= Beginning of Section =

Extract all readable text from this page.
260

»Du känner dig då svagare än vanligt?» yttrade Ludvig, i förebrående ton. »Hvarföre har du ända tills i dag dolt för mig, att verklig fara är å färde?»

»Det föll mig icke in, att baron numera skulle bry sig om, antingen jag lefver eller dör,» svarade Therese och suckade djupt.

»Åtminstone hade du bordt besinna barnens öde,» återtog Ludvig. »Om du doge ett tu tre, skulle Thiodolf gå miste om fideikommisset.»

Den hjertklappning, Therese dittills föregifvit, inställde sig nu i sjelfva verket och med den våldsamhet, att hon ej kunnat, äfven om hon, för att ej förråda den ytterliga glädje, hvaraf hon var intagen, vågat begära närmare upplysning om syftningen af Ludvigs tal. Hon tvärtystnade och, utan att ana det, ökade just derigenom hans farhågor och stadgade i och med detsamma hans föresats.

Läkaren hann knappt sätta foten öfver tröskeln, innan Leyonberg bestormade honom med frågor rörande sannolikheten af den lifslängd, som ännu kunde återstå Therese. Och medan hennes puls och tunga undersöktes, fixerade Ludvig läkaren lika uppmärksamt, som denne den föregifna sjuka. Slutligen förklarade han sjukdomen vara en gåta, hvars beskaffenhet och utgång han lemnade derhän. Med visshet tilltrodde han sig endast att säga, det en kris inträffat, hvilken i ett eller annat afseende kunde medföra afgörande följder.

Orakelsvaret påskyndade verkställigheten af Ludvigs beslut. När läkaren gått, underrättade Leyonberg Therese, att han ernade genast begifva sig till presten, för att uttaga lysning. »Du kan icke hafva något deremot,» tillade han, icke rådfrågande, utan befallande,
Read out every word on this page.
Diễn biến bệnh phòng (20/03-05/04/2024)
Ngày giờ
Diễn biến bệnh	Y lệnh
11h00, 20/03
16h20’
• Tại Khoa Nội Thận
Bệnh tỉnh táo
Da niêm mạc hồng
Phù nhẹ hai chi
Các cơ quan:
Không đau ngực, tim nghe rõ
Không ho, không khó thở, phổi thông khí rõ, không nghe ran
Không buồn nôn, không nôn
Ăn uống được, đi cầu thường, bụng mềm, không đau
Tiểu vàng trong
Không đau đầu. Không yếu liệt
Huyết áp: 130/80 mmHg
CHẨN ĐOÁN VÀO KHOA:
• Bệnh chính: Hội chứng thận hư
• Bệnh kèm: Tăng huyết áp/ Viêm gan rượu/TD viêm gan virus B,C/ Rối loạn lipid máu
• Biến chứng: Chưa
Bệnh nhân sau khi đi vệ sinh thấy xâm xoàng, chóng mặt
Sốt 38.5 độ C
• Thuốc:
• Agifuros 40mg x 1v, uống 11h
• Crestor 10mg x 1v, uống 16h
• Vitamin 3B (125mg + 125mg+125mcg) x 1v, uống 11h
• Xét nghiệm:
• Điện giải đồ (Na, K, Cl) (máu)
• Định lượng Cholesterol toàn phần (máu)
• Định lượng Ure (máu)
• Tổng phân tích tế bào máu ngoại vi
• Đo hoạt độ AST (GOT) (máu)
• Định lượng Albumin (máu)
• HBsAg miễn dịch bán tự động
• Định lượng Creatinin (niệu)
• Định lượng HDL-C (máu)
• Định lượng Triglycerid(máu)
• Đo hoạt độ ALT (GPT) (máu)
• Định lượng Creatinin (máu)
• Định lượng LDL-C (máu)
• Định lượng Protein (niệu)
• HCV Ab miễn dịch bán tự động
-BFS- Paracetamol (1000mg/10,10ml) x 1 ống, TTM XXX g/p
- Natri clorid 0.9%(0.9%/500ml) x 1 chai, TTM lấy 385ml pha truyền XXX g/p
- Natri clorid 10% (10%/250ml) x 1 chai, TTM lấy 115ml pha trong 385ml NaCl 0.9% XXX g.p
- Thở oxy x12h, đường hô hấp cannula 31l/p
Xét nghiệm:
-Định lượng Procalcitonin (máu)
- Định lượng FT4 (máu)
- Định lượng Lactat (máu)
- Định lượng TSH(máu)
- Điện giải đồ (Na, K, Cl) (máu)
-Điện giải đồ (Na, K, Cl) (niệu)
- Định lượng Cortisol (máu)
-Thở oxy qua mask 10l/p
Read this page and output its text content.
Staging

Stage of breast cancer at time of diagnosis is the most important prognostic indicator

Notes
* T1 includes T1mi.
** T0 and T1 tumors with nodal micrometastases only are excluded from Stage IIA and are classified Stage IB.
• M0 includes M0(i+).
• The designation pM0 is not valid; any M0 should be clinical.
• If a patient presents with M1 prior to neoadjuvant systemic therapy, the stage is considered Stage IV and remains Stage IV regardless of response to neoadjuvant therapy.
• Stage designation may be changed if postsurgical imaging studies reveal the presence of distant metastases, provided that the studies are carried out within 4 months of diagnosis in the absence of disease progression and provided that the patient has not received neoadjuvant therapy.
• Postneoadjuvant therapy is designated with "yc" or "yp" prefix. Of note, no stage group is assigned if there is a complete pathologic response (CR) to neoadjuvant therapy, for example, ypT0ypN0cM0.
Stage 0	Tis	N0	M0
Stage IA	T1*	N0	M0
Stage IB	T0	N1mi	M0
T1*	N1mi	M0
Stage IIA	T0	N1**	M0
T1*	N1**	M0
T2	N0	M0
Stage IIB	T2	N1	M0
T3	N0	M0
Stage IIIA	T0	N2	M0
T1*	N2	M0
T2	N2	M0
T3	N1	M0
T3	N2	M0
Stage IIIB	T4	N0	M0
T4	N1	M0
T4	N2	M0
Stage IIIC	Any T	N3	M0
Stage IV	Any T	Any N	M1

= End of Section =

_WHAT YOU NEED TO DO:_ Each entry above is to be set down again in exactly the same words.

_RESPONSE TO THIS TASK:_
Extract all readable text from this page.
260

»Du känner dig då svagare än vanligt?» yttrade Ludvig, i förebrående ton. »Hvarföre har du ända tills i dag dolt för mig, att verklig fara är å färde?»

»Det föll mig icke in, att baron numera skulle bry sig om, antingen jag lefver eller dör,» svarade Therese och suckade djupt.

»Åtminstone hade du bordt besinna barnens öde,» återtog Ludvig. »Om du doge ett tu tre, skulle Thiodolf gå miste om fideikommisset.»

Den hjertklappning, Therese dittills föregifvit, inställde sig nu i sjelfva verket och med den våldsamhet, att hon ej kunnat, äfven om hon, för att ej förråda den ytterliga glädje, hvaraf hon var intagen, vågat begära närmare upplysning om syftningen af Ludvigs tal. Hon tvärtystnade och, utan att ana det, ökade just derigenom hans farhågor och stadgade i och med detsamma hans föresats.

Läkaren hann knappt sätta foten öfver tröskeln, innan Leyonberg bestormade honom med frågor rörande sannolikheten af den lifslängd, som ännu kunde återstå Therese. Och medan hennes puls och tunga undersöktes, fixerade Ludvig läkaren lika uppmärksamt, som denne den föregifna sjuka. Slutligen förklarade han sjukdomen vara en gåta, hvars beskaffenhet och utgång han lemnade derhän. Med visshet tilltrodde han sig endast att säga, det en kris inträffat, hvilken i ett eller annat afseende kunde medföra afgörande följder.

Orakelsvaret påskyndade verkställigheten af Ludvigs beslut. När läkaren gått, underrättade Leyonberg Therese, att han ernade genast begifva sig till presten, för att uttaga lysning. »Du kan icke hafva något deremot,» tillade han, icke rådfrågande, utan befallande,
Read out every word on this page.
Diễn biến bệnh phòng (20/03-05/04/2024)
Ngày giờ
Diễn biến bệnh	Y lệnh
11h00, 20/03
16h20’
• Tại Khoa Nội Thận
Bệnh tỉnh táo
Da niêm mạc hồng
Phù nhẹ hai chi
Các cơ quan:
Không đau ngực, tim nghe rõ
Không ho, không khó thở, phổi thông khí rõ, không nghe ran
Không buồn nôn, không nôn
Ăn uống được, đi cầu thường, bụng mềm, không đau
Tiểu vàng trong
Không đau đầu. Không yếu liệt
Huyết áp: 130/80 mmHg
CHẨN ĐOÁN VÀO KHOA:
• Bệnh chính: Hội chứng thận hư
• Bệnh kèm: Tăng huyết áp/ Viêm gan rượu/TD viêm gan virus B,C/ Rối loạn lipid máu
• Biến chứng: Chưa
Bệnh nhân sau khi đi vệ sinh thấy xâm xoàng, chóng mặt
Sốt 38.5 độ C
• Thuốc:
• Agifuros 40mg x 1v, uống 11h
• Crestor 10mg x 1v, uống 16h
• Vitamin 3B (125mg + 125mg+125mcg) x 1v, uống 11h
• Xét nghiệm:
• Điện giải đồ (Na, K, Cl) (máu)
• Định lượng Cholesterol toàn phần (máu)
• Định lượng Ure (máu)
• Tổng phân tích tế bào máu ngoại vi
• Đo hoạt độ AST (GOT) (máu)
• Định lượng Albumin (máu)
• HBsAg miễn dịch bán tự động
• Định lượng Creatinin (niệu)
• Định lượng HDL-C (máu)
• Định lượng Triglycerid(máu)
• Đo hoạt độ ALT (GPT) (máu)
• Định lượng Creatinin (máu)
• Định lượng LDL-C (máu)
• Định lượng Protein (niệu)
• HCV Ab miễn dịch bán tự động
-BFS- Paracetamol (1000mg/10,10ml) x 1 ống, TTM XXX g/p
- Natri clorid 0.9%(0.9%/500ml) x 1 chai, TTM lấy 385ml pha truyền XXX g/p
- Natri clorid 10% (10%/250ml) x 1 chai, TTM lấy 115ml pha trong 385ml NaCl 0.9% XXX g.p
- Thở oxy x12h, đường hô hấp cannula 31l/p
Xét nghiệm:
-Định lượng Procalcitonin (máu)
- Định lượng FT4 (máu)
- Định lượng Lactat (máu)
- Định lượng TSH(máu)
- Điện giải đồ (Na, K, Cl) (máu)
-Điện giải đồ (Na, K, Cl) (niệu)
- Định lượng Cortisol (máu)
-Thở oxy qua mask 10l/p
Read this page and output its text content.
Staging

Stage of breast cancer at time of diagnosis is the most important prognostic indicator

Notes
* T1 includes T1mi.
** T0 and T1 tumors with nodal micrometastases only are excluded from Stage IIA and are classified Stage IB.
• M0 includes M0(i+).
• The designation pM0 is not valid; any M0 should be clinical.
• If a patient presents with M1 prior to neoadjuvant systemic therapy, the stage is considered Stage IV and remains Stage IV regardless of response to neoadjuvant therapy.
• Stage designation may be changed if postsurgical imaging studies reveal the presence of distant metastases, provided that the studies are carried out within 4 months of diagnosis in the absence of disease progression and provided that the patient has not received neoadjuvant therapy.
• Postneoadjuvant therapy is designated with "yc" or "yp" prefix. Of note, no stage group is assigned if there is a complete pathologic response (CR) to neoadjuvant therapy, for example, ypT0ypN0cM0.
Stage 0	Tis	N0	M0
Stage IA	T1*	N0	M0
Stage IB	T0	N1mi	M0
T1*	N1mi	M0
Stage IIA	T0	N1**	M0
T1*	N1**	M0
T2	N0	M0
Stage IIB	T2	N1	M0
T3	N0	M0
Stage IIIA	T0	N2	M0
T1*	N2	M0
T2	N2	M0
T3	N1	M0
T3	N2	M0
Stage IIIB	T4	N0	M0
T4	N1	M0
T4	N2	M0
Stage IIIC	Any T	N3	M0
Stage IV	Any T	Any N	M1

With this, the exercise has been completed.